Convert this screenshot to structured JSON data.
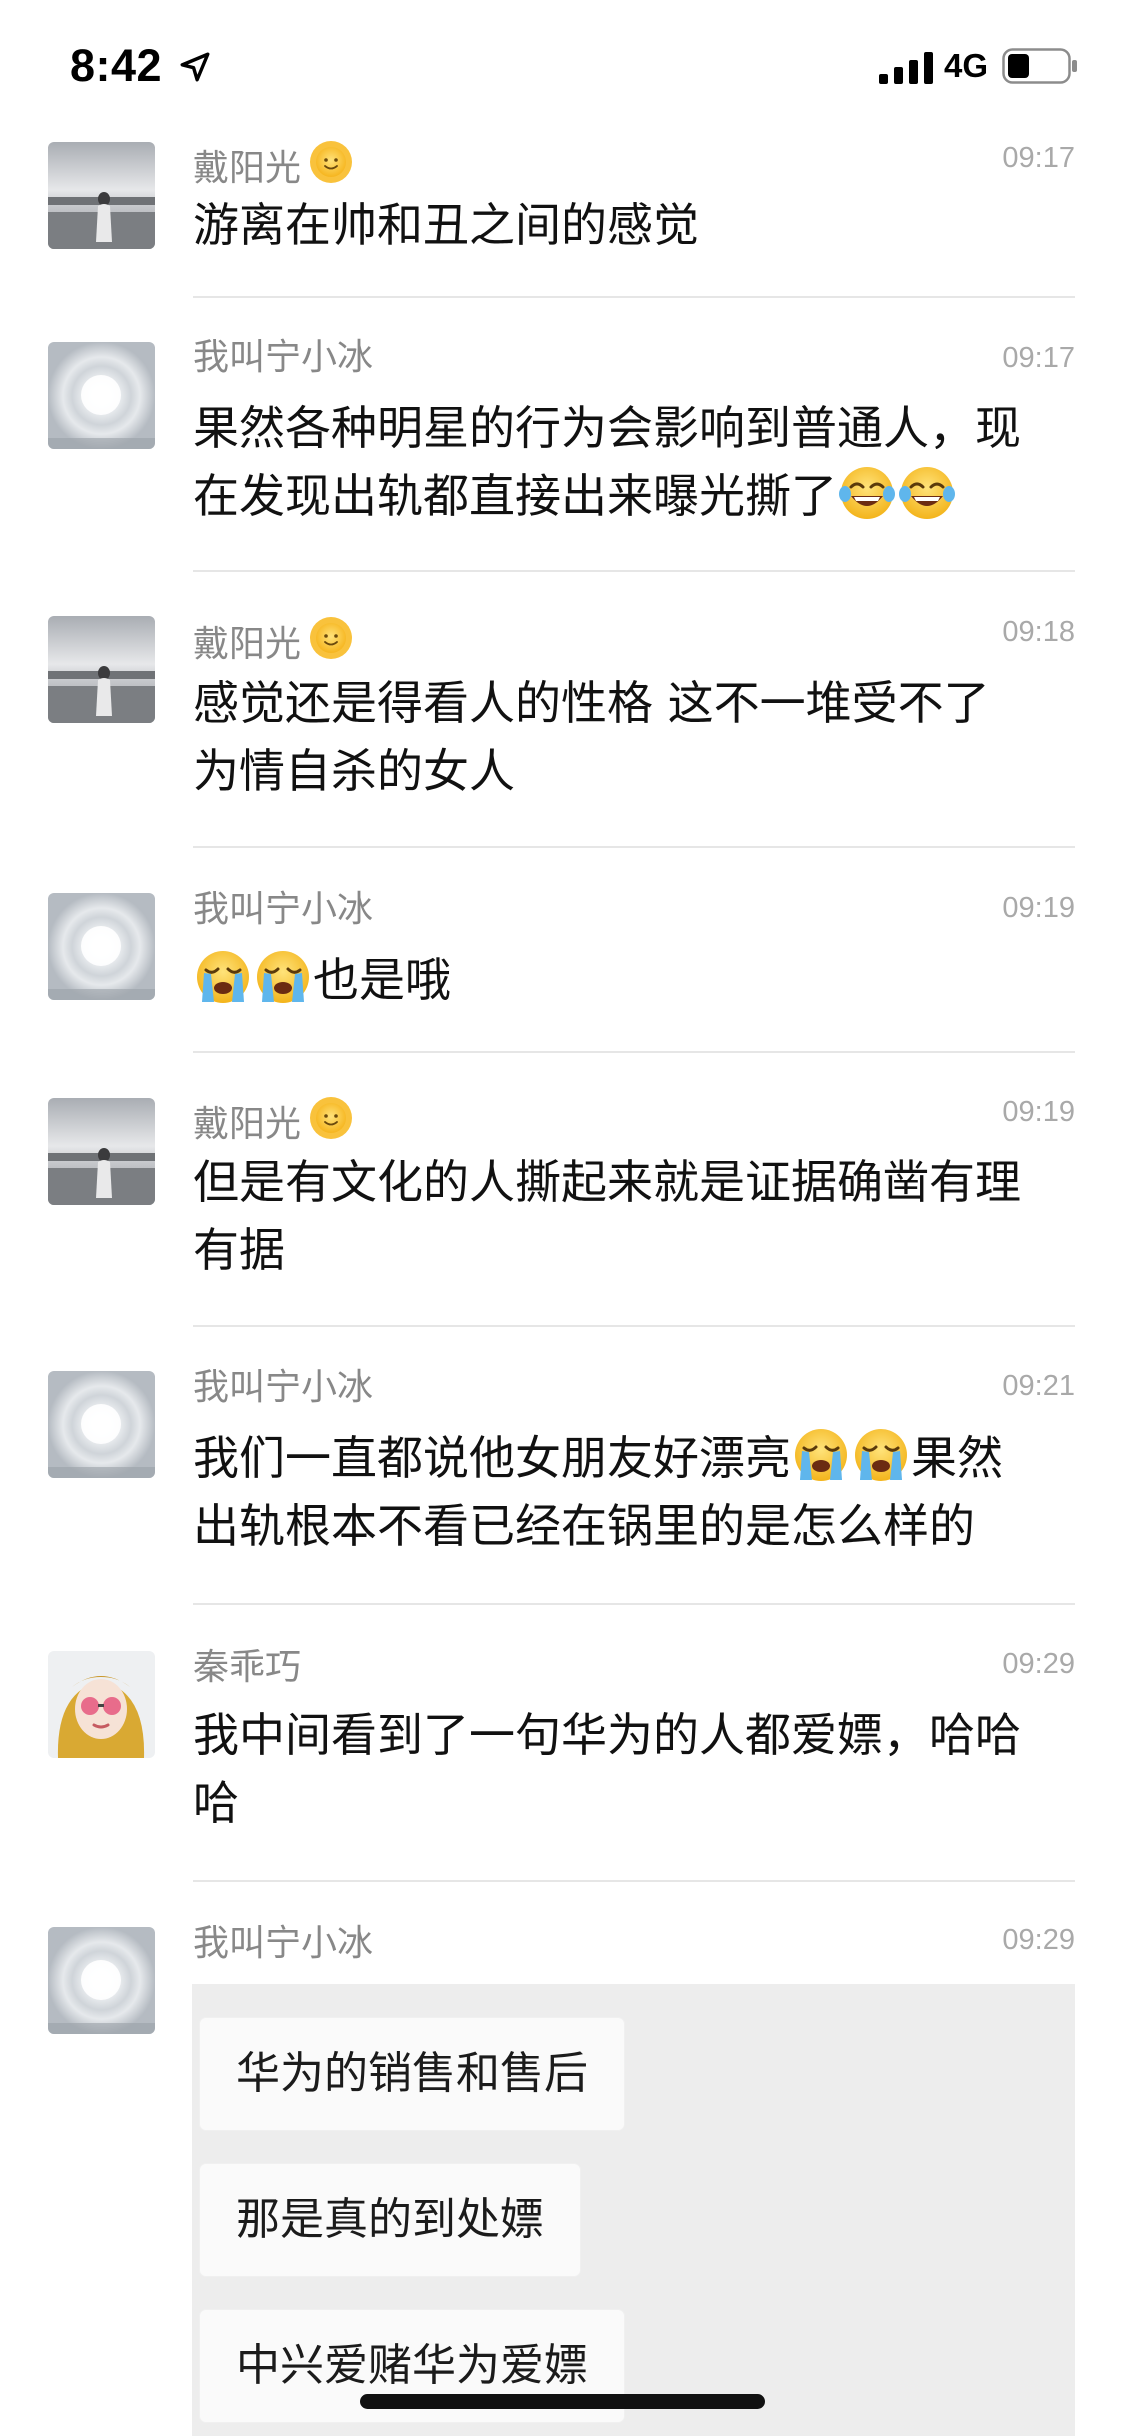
{
  "status_bar": {
    "time": "8:42",
    "network": "4G"
  },
  "messages": [
    {
      "sender": "戴阳光",
      "time": "09:17",
      "parts": [
        "游离在帅和丑之间的感觉"
      ]
    },
    {
      "sender": "我叫宁小冰",
      "time": "09:17",
      "parts": [
        "果然各种明星的行为会影响到普通人，现",
        "在发现出轨都直接出来曝光撕了"
      ]
    },
    {
      "sender": "戴阳光",
      "time": "09:18",
      "parts": [
        "感觉还是得看人的性格 这不一堆受不了",
        "为情自杀的女人"
      ]
    },
    {
      "sender": "我叫宁小冰",
      "time": "09:19",
      "parts": [
        "也是哦"
      ]
    },
    {
      "sender": "戴阳光",
      "time": "09:19",
      "parts": [
        "但是有文化的人撕起来就是证据确凿有理",
        "有据"
      ]
    },
    {
      "sender": "我叫宁小冰",
      "time": "09:21",
      "parts": [
        "我们一直都说他女朋友好漂亮",
        "果然",
        "出轨根本不看已经在锅里的是怎么样的"
      ]
    },
    {
      "sender": "秦乖巧",
      "time": "09:29",
      "parts": [
        "我中间看到了一句华为的人都爱嫖，哈哈",
        "哈"
      ]
    },
    {
      "sender": "我叫宁小冰",
      "time": "09:29"
    }
  ],
  "quoted_image": {
    "lines": [
      "华为的销售和售后",
      "那是真的到处嫖",
      "中兴爱赌华为爱嫖"
    ]
  },
  "icons": {
    "sun": "sun-emoji",
    "laugh": "face-with-tears-of-joy-emoji",
    "cry": "loudly-crying-face-emoji"
  },
  "colors": {
    "name": "#888888",
    "time": "#a9a9a9",
    "divider": "#e6e6e6",
    "background": "#ffffff"
  }
}
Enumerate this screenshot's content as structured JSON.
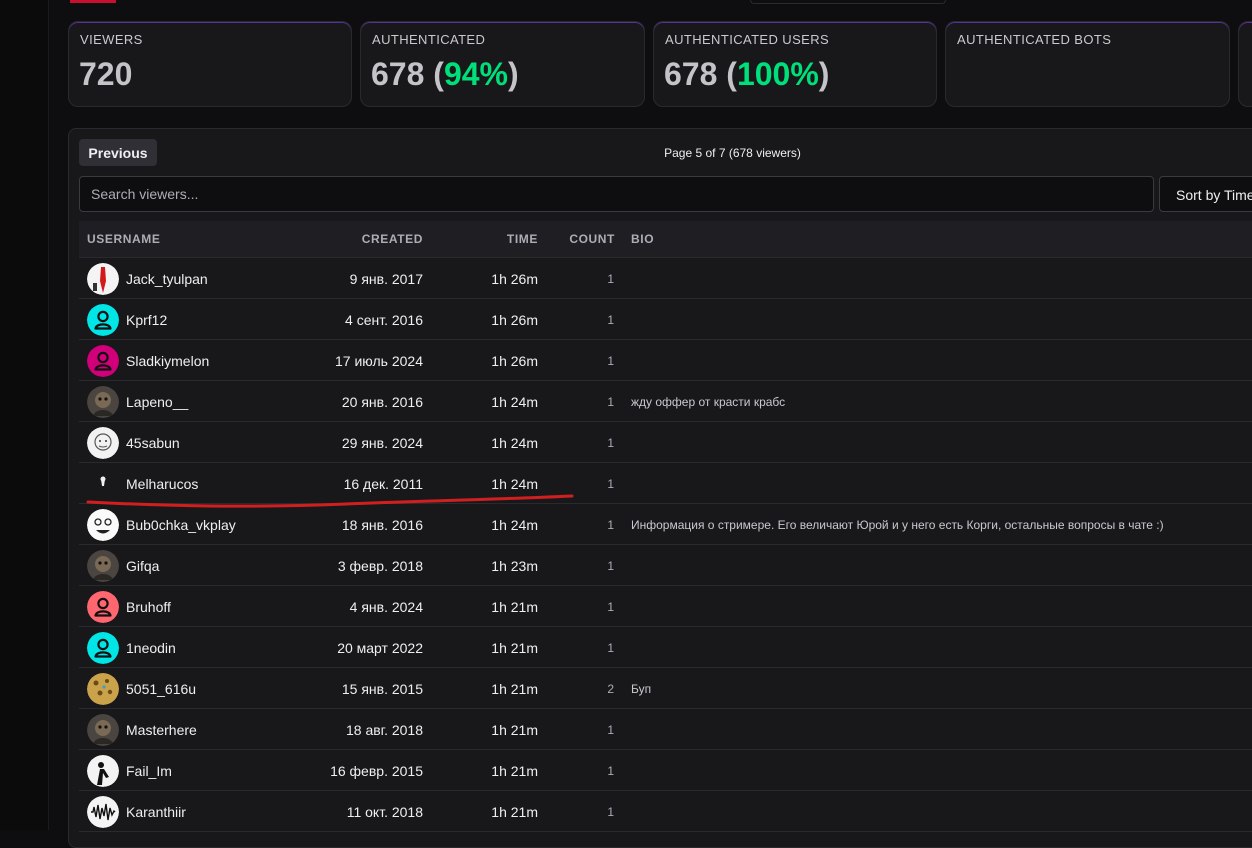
{
  "stats": [
    {
      "label": "VIEWERS",
      "value": "720",
      "pct": ""
    },
    {
      "label": "AUTHENTICATED",
      "value": "678",
      "pct": "94%"
    },
    {
      "label": "AUTHENTICATED USERS",
      "value": "678",
      "pct": "100%"
    },
    {
      "label": "AUTHENTICATED BOTS",
      "value": "",
      "pct": ""
    }
  ],
  "pagination": {
    "previous_label": "Previous",
    "page_info": "Page 5 of 7 (678 viewers)"
  },
  "search": {
    "placeholder": "Search viewers..."
  },
  "sort": {
    "label": "Sort by Time"
  },
  "table": {
    "headers": {
      "username": "USERNAME",
      "created": "CREATED",
      "time": "TIME",
      "count": "COUNT",
      "bio": "BIO"
    },
    "rows": [
      {
        "username": "Jack_tyulpan",
        "created": "9 янв. 2017",
        "time": "1h 26m",
        "count": "1",
        "bio": "",
        "avatar": "red-figure-avatar"
      },
      {
        "username": "Kprf12",
        "created": "4 сент. 2016",
        "time": "1h 26m",
        "count": "1",
        "bio": "",
        "avatar": "default-user-avatar"
      },
      {
        "username": "Sladkiymelon",
        "created": "17 июль 2024",
        "time": "1h 26m",
        "count": "1",
        "bio": "",
        "avatar": "default-user-avatar"
      },
      {
        "username": "Lapeno__",
        "created": "20 янв. 2016",
        "time": "1h 24m",
        "count": "1",
        "bio": "жду оффер от красти крабс",
        "avatar": "photo-avatar"
      },
      {
        "username": "45sabun",
        "created": "29 янв. 2024",
        "time": "1h 24m",
        "count": "1",
        "bio": "",
        "avatar": "drawing-avatar"
      },
      {
        "username": "Melharucos",
        "created": "16 дек. 2011",
        "time": "1h 24m",
        "count": "1",
        "bio": "",
        "avatar": "dark-avatar"
      },
      {
        "username": "Bub0chka_vkplay",
        "created": "18 янв. 2016",
        "time": "1h 24m",
        "count": "1",
        "bio": "Информация о стримере. Его величают Юрой и у него есть Корги, остальные вопросы в чате :)",
        "avatar": "meme-face-avatar"
      },
      {
        "username": "Gifqa",
        "created": "3 февр. 2018",
        "time": "1h 23m",
        "count": "1",
        "bio": "",
        "avatar": "photo-avatar"
      },
      {
        "username": "Bruhoff",
        "created": "4 янв. 2024",
        "time": "1h 21m",
        "count": "1",
        "bio": "",
        "avatar": "default-user-avatar"
      },
      {
        "username": "1neodin",
        "created": "20 март 2022",
        "time": "1h 21m",
        "count": "1",
        "bio": "",
        "avatar": "default-user-avatar"
      },
      {
        "username": "5051_616u",
        "created": "15 янв. 2015",
        "time": "1h 21m",
        "count": "2",
        "bio": "Буп",
        "avatar": "leopard-avatar"
      },
      {
        "username": "Masterhere",
        "created": "18 авг. 2018",
        "time": "1h 21m",
        "count": "1",
        "bio": "",
        "avatar": "photo-avatar"
      },
      {
        "username": "Fail_Im",
        "created": "16 февр. 2015",
        "time": "1h 21m",
        "count": "1",
        "bio": "",
        "avatar": "silhouette-avatar"
      },
      {
        "username": "Karanthiir",
        "created": "11 окт. 2018",
        "time": "1h 21m",
        "count": "1",
        "bio": "",
        "avatar": "soundwave-avatar"
      }
    ]
  },
  "colors": {
    "accent_purple": "#9146ff",
    "percent_green": "#00e07a",
    "annotation_red": "#d11f1f",
    "cyan_avatar": "#00e5e5",
    "magenta_avatar": "#d1007a",
    "coral_avatar": "#ff6670"
  }
}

******************************

### WRITTEN REQUEST
Every line in the data above that contains "face" needs to be copied.

### SOLUTION TO THE PROBLEM
    "laugh": "face-with-tears-of-joy-emoji",
    "cry": "loudly-crying-face-emoji"
        "avatar": "meme-face-avatar"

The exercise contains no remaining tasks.